Provided data:
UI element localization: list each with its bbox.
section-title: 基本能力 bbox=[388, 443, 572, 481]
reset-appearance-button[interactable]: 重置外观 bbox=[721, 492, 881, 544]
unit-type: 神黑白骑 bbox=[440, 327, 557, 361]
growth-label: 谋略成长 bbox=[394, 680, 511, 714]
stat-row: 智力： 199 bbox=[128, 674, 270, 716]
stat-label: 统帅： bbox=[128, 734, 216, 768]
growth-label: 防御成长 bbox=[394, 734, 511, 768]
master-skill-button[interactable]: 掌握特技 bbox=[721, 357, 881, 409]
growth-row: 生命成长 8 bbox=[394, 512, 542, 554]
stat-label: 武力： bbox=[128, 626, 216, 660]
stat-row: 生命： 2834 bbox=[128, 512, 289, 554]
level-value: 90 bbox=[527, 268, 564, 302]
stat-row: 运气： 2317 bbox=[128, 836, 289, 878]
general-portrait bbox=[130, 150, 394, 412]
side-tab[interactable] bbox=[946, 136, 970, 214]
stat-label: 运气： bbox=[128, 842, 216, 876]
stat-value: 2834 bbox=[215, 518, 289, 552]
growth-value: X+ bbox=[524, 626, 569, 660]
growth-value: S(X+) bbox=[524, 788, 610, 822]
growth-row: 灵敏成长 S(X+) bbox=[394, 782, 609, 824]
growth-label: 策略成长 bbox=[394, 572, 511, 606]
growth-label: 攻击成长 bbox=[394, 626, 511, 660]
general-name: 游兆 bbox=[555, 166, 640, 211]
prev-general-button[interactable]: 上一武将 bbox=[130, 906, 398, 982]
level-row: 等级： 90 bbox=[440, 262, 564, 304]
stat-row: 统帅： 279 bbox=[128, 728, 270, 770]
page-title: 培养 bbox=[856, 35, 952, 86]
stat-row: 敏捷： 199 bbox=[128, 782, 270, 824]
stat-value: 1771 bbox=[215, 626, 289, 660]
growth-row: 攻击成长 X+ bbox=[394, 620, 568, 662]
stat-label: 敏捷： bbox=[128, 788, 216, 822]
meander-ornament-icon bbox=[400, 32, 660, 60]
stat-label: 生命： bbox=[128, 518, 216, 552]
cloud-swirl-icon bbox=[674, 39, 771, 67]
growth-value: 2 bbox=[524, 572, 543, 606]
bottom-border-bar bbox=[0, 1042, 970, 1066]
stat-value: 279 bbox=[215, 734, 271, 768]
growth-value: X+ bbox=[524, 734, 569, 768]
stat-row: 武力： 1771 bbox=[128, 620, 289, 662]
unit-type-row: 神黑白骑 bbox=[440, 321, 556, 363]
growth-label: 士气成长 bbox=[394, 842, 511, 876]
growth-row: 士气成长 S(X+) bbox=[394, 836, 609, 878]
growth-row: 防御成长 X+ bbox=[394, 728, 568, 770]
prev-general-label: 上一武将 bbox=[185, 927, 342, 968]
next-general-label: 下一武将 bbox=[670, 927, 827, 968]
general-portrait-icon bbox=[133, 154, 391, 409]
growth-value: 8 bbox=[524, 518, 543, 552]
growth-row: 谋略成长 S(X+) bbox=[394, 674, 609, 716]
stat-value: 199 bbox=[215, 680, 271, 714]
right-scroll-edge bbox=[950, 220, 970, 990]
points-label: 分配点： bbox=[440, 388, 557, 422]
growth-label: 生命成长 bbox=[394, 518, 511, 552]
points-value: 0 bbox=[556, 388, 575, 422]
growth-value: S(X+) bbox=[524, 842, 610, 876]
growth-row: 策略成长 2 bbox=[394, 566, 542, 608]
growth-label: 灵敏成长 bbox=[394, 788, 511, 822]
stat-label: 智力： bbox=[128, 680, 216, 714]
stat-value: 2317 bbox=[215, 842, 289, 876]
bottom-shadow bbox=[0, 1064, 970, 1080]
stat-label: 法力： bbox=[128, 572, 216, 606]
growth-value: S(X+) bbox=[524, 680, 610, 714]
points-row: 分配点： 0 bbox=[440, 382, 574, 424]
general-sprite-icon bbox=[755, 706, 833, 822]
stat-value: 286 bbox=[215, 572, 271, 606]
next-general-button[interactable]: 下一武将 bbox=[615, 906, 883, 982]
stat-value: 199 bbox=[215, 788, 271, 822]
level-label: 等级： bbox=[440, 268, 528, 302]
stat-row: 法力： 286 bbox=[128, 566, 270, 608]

Short exercise:
Recast every line of the entries above as a JSON list of strings, one string per line, leaving out any blank lines.

Written response:
[
  "UI element localization: list each with its bbox.",
  "section-title: 基本能力 bbox=[388, 443, 572, 481]",
  "reset-appearance-button[interactable]: 重置外观 bbox=[721, 492, 881, 544]",
  "unit-type: 神黑白骑 bbox=[440, 327, 557, 361]",
  "growth-label: 谋略成长 bbox=[394, 680, 511, 714]",
  "stat-row: 智力： 199 bbox=[128, 674, 270, 716]",
  "stat-label: 统帅： bbox=[128, 734, 216, 768]",
  "growth-label: 防御成长 bbox=[394, 734, 511, 768]",
  "master-skill-button[interactable]: 掌握特技 bbox=[721, 357, 881, 409]",
  "growth-row: 生命成长 8 bbox=[394, 512, 542, 554]",
  "stat-label: 武力： bbox=[128, 626, 216, 660]",
  "stat-row: 生命： 2834 bbox=[128, 512, 289, 554]",
  "level-value: 90 bbox=[527, 268, 564, 302]",
  "stat-row: 运气： 2317 bbox=[128, 836, 289, 878]",
  "general-portrait bbox=[130, 150, 394, 412]",
  "side-tab[interactable] bbox=[946, 136, 970, 214]",
  "stat-label: 运气： bbox=[128, 842, 216, 876]",
  "stat-value: 2834 bbox=[215, 518, 289, 552]",
  "growth-value: X+ bbox=[524, 626, 569, 660]",
  "growth-value: S(X+) bbox=[524, 788, 610, 822]",
  "growth-row: 灵敏成长 S(X+) bbox=[394, 782, 609, 824]",
  "growth-label: 策略成长 bbox=[394, 572, 511, 606]",
  "growth-label: 攻击成长 bbox=[394, 626, 511, 660]",
  "general-name: 游兆 bbox=[555, 166, 640, 211]",
  "prev-general-button[interactable]: 上一武将 bbox=[130, 906, 398, 982]",
  "level-row: 等级： 90 bbox=[440, 262, 564, 304]",
  "stat-row: 统帅： 279 bbox=[128, 728, 270, 770]",
  "page-title: 培养 bbox=[856, 35, 952, 86]",
  "stat-row: 敏捷： 199 bbox=[128, 782, 270, 824]",
  "stat-value: 1771 bbox=[215, 626, 289, 660]",
  "growth-row: 攻击成长 X+ bbox=[394, 620, 568, 662]",
  "stat-label: 敏捷： bbox=[128, 788, 216, 822]",
  "meander-ornament-icon bbox=[400, 32, 660, 60]",
  "stat-label: 生命： bbox=[128, 518, 216, 552]",
  "cloud-swirl-icon bbox=[674, 39, 771, 67]",
  "growth-value: 2 bbox=[524, 572, 543, 606]",
  "bottom-border-bar bbox=[0, 1042, 970, 1066]",
  "stat-value: 279 bbox=[215, 734, 271, 768]",
  "growth-value: X+ bbox=[524, 734, 569, 768]",
  "stat-row: 武力： 1771 bbox=[128, 620, 289, 662]",
  "unit-type-row: 神黑白骑 bbox=[440, 321, 556, 363]",
  "growth-label: 士气成长 bbox=[394, 842, 511, 876]",
  "growth-row: 士气成长 S(X+) bbox=[394, 836, 609, 878]",
  "growth-row: 防御成长 X+ bbox=[394, 728, 568, 770]",
  "prev-general-label: 上一武将 bbox=[185, 927, 342, 968]",
  "next-general-label: 下一武将 bbox=[670, 927, 827, 968]",
  "general-portrait-icon bbox=[133, 154, 391, 409]",
  "growth-value: 8 bbox=[524, 518, 543, 552]",
  "growth-row: 谋略成长 S(X+) bbox=[394, 674, 609, 716]",
  "stat-value: 199 bbox=[215, 680, 271, 714]",
  "right-scroll-edge bbox=[950, 220, 970, 990]",
  "points-label: 分配点： bbox=[440, 388, 557, 422]",
  "growth-label: 生命成长 bbox=[394, 518, 511, 552]",
  "points-value: 0 bbox=[556, 388, 575, 422]",
  "growth-value: S(X+) bbox=[524, 842, 610, 876]",
  "growth-row: 策略成长 2 bbox=[394, 566, 542, 608]",
  "growth-label: 灵敏成长 bbox=[394, 788, 511, 822]",
  "stat-label: 智力： bbox=[128, 680, 216, 714]",
  "stat-value: 2317 bbox=[215, 842, 289, 876]",
  "bottom-shadow bbox=[0, 1064, 970, 1080]",
  "stat-label: 法力： bbox=[128, 572, 216, 606]",
  "growth-value: S(X+) bbox=[524, 680, 610, 714]",
  "points-row: 分配点： 0 bbox=[440, 382, 574, 424]",
  "general-sprite-icon bbox=[755, 706, 833, 822]",
  "stat-value: 286 bbox=[215, 572, 271, 606]",
  "next-general-button[interactable]: 下一武将 bbox=[615, 906, 883, 982]",
  "stat-value: 199 bbox=[215, 788, 271, 822]",
  "level-label: 等级： bbox=[440, 268, 528, 302]",
  "stat-row: 法力： 286 bbox=[128, 566, 270, 608]"
]